What you will do - Filter for the word "Expansion" and keep each matching line.

--- Start of Provided material ---

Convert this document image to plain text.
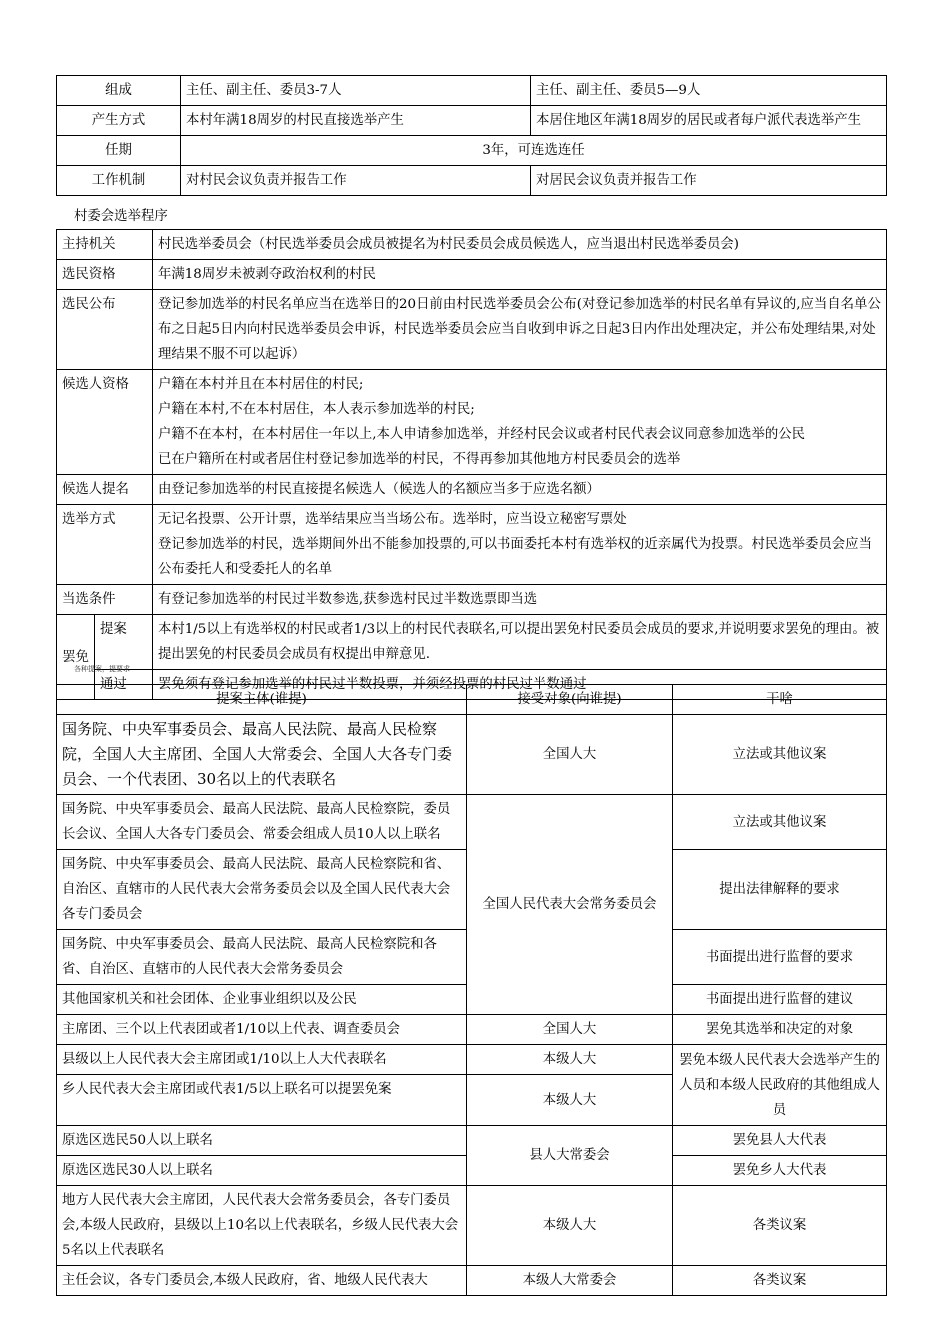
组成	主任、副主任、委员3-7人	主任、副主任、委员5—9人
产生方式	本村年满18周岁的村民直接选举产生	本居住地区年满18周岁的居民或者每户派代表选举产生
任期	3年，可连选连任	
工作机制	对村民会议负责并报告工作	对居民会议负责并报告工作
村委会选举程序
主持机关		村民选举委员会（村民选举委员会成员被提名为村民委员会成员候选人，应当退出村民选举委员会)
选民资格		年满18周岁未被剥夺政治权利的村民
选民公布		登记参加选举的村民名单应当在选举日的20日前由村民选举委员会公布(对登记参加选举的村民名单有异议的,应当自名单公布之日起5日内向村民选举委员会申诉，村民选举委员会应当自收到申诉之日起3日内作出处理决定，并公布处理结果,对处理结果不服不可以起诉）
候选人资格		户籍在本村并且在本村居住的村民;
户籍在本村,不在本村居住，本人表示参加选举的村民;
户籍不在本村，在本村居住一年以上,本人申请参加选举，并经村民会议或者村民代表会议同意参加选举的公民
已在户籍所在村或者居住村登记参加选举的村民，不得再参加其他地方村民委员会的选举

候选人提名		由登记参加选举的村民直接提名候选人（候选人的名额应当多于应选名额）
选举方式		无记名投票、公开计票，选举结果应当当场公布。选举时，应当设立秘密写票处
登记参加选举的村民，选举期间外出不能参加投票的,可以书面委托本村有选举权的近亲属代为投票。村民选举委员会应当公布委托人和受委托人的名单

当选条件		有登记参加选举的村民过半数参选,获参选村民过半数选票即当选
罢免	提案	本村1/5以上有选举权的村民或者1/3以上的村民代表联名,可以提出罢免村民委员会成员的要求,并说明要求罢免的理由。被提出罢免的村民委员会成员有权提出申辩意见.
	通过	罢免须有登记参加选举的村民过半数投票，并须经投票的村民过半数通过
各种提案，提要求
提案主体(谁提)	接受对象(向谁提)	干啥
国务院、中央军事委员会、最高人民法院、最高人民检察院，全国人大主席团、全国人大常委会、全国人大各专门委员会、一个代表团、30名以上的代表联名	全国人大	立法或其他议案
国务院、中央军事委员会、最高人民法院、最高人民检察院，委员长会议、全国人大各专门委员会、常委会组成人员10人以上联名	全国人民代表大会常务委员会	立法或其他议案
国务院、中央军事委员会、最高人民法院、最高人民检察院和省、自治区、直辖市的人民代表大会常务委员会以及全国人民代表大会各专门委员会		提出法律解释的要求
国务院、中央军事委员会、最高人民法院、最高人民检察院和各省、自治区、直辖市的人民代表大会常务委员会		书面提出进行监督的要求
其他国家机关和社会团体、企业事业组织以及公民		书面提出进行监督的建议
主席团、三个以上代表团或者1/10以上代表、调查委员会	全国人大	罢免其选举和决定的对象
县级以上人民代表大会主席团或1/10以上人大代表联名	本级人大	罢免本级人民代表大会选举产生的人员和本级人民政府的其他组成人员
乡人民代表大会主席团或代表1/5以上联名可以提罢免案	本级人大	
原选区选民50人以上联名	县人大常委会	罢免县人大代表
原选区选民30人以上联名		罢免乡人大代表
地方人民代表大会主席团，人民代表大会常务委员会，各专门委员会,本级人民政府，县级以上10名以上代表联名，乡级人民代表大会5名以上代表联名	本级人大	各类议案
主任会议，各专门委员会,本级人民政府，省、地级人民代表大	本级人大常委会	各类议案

--- End of Provided material ---
--- Start of Provided material ---

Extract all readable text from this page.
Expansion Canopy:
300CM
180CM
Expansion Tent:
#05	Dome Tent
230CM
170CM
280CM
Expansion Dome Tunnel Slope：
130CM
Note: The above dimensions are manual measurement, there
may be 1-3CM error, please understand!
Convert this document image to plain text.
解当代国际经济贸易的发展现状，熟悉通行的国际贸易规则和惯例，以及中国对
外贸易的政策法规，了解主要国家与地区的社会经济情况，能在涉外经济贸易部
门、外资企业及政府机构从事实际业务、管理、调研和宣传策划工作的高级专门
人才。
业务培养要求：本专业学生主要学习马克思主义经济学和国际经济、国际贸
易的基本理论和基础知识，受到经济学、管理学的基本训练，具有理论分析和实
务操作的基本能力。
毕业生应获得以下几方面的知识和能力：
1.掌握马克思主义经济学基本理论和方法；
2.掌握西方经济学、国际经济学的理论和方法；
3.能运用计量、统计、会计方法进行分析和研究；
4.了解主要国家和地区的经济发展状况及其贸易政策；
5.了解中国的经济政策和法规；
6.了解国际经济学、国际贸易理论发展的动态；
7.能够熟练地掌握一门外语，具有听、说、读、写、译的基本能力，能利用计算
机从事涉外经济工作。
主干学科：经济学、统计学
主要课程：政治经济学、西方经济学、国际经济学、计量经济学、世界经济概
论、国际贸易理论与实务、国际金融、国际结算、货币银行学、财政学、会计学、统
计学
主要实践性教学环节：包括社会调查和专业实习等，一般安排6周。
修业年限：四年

--- End of Provided material ---

Result below -
Expansion Canopy:
Expansion Tent:
Expansion Dome Tunnel Slope：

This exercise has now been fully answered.